Problem statement> Every entry must be echoed exactly.

Entries shown>
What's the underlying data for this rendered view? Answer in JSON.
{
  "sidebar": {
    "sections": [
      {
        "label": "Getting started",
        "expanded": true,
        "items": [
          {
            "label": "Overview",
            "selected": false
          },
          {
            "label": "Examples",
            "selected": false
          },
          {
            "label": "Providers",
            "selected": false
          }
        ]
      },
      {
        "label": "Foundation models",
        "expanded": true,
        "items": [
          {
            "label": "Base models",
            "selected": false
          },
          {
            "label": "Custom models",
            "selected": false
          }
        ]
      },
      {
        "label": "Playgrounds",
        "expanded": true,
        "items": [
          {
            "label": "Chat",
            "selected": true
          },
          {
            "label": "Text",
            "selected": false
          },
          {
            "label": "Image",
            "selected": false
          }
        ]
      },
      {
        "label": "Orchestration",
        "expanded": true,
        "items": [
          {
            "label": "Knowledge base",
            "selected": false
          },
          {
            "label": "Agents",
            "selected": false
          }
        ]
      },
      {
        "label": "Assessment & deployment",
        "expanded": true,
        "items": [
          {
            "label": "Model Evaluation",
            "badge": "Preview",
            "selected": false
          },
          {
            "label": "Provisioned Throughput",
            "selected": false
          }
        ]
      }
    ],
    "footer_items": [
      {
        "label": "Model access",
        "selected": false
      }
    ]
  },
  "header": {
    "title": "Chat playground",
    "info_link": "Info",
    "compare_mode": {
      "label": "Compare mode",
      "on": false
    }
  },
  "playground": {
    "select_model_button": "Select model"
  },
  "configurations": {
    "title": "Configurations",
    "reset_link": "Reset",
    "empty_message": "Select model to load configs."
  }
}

Complete answer>
What's the underlying data for this rendered view? Answer in JSON.
{
  "sidebar": {
    "sections": [
      {
        "label": "Getting started",
        "expanded": true,
        "items": [
          {
            "label": "Overview",
            "selected": false
          },
          {
            "label": "Examples",
            "selected": false
          },
          {
            "label": "Providers",
            "selected": false
          }
        ]
      },
      {
        "label": "Foundation models",
        "expanded": true,
        "items": [
          {
            "label": "Base models",
            "selected": false
          },
          {
            "label": "Custom models",
            "selected": false
          }
        ]
      },
      {
        "label": "Playgrounds",
        "expanded": true,
        "items": [
          {
            "label": "Chat",
            "selected": true
          },
          {
            "label": "Text",
            "selected": false
          },
          {
            "label": "Image",
            "selected": false
          }
        ]
      },
      {
        "label": "Orchestration",
        "expanded": true,
        "items": [
          {
            "label": "Knowledge base",
            "selected": false
          },
          {
            "label": "Agents",
            "selected": false
          }
        ]
      },
      {
        "label": "Assessment & deployment",
        "expanded": true,
        "items": [
          {
            "label": "Model Evaluation",
            "badge": "Preview",
            "selected": false
          },
          {
            "label": "Provisioned Throughput",
            "selected": false
          }
        ]
      }
    ],
    "footer_items": [
      {
        "label": "Model access",
        "selected": false
      }
    ]
  },
  "header": {
    "title": "Chat playground",
    "info_link": "Info",
    "compare_mode": {
      "label": "Compare mode",
      "on": false
    }
  },
  "playground": {
    "select_model_button": "Select model"
  },
  "configurations": {
    "title": "Configurations",
    "reset_link": "Reset",
    "empty_message": "Select model to load configs."
  }
}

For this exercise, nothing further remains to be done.